- _Aim of the exercise_
Locate the lines of the listing below that hold "JSON", then copy each of them.

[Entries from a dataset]

****************

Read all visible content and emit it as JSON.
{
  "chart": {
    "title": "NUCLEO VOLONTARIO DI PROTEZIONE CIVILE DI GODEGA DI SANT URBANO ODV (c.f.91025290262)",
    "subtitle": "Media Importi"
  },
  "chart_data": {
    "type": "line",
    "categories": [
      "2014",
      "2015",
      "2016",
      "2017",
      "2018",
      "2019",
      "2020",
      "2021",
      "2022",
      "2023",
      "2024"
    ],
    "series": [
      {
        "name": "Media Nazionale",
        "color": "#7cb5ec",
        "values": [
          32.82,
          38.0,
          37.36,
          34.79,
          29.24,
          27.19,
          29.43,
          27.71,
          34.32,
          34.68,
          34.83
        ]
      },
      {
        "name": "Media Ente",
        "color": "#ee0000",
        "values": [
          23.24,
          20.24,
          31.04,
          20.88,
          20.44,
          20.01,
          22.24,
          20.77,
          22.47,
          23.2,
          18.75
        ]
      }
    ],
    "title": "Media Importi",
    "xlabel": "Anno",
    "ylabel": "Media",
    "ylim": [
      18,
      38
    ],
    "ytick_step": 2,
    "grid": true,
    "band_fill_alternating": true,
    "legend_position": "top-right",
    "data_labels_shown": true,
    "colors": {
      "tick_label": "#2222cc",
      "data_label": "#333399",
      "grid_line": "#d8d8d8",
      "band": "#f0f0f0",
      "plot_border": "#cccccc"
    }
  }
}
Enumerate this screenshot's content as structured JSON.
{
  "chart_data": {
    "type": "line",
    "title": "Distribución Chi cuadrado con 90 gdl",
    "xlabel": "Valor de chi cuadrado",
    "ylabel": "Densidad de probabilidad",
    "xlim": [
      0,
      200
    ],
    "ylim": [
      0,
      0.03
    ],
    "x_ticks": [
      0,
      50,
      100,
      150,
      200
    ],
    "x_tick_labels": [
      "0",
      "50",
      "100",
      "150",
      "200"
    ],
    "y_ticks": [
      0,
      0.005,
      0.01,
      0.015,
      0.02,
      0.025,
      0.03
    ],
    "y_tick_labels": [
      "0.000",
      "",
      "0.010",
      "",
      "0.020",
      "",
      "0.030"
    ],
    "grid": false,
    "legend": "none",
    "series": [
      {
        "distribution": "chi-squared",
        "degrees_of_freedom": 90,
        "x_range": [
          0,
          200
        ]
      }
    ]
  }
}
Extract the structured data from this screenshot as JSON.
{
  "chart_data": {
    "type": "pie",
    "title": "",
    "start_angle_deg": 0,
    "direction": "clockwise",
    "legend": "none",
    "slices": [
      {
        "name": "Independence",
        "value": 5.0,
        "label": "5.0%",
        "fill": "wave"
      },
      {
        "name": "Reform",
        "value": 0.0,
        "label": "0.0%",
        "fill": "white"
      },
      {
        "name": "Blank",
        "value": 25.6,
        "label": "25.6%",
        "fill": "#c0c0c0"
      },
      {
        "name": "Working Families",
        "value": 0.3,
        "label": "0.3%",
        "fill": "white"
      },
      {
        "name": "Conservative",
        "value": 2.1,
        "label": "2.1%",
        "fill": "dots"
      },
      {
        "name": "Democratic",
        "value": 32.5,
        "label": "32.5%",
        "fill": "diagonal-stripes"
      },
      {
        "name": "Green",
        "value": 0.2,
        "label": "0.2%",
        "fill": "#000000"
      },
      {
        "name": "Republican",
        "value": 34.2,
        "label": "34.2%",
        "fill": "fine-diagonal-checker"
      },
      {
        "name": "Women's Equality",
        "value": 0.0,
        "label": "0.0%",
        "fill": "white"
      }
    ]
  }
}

****************

- _The answer_
Read all visible content and emit it as JSON.
Enumerate this screenshot's content as structured JSON.
Extract the structured data from this screenshot as JSON.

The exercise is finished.